WORK TO DO - Below are some entries. Copy each line that holds the string "this".

EXTRACTED RECORDS -

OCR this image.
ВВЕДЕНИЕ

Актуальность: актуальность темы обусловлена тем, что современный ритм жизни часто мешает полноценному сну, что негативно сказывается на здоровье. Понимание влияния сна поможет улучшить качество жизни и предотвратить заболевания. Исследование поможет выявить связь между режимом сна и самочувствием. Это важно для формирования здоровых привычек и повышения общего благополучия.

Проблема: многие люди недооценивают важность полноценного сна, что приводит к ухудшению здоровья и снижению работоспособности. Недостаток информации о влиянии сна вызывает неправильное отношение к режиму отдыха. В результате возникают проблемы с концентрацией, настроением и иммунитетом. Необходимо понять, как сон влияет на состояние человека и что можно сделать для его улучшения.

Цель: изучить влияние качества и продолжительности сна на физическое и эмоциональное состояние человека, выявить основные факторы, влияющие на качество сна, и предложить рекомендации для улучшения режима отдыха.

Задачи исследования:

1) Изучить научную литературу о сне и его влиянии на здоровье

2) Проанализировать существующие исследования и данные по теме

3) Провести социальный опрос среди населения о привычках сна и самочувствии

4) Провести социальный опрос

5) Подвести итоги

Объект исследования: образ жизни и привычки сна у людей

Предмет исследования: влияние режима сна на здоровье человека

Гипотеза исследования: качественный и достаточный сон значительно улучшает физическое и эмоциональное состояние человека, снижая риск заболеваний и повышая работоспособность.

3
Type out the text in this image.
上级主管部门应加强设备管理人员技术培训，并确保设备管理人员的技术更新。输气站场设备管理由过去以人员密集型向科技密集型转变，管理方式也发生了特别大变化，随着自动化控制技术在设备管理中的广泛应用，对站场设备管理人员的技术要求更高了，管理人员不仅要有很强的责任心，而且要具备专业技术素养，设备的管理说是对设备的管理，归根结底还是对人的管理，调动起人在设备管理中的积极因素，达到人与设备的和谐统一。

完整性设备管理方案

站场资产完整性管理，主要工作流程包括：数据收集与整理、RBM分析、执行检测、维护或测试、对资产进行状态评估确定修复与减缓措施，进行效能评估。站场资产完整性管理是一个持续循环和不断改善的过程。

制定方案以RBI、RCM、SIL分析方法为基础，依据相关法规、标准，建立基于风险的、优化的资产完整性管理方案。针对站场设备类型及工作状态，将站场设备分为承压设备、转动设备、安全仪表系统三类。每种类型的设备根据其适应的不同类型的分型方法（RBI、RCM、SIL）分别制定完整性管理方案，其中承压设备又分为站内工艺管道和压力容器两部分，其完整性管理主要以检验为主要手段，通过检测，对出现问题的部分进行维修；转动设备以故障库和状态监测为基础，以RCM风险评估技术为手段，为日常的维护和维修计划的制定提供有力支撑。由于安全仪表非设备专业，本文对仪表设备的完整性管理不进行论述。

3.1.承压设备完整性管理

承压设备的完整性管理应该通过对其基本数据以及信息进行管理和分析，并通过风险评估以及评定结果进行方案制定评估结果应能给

OUTPUT BELOW -
OCR this image.
Type out the text in this image.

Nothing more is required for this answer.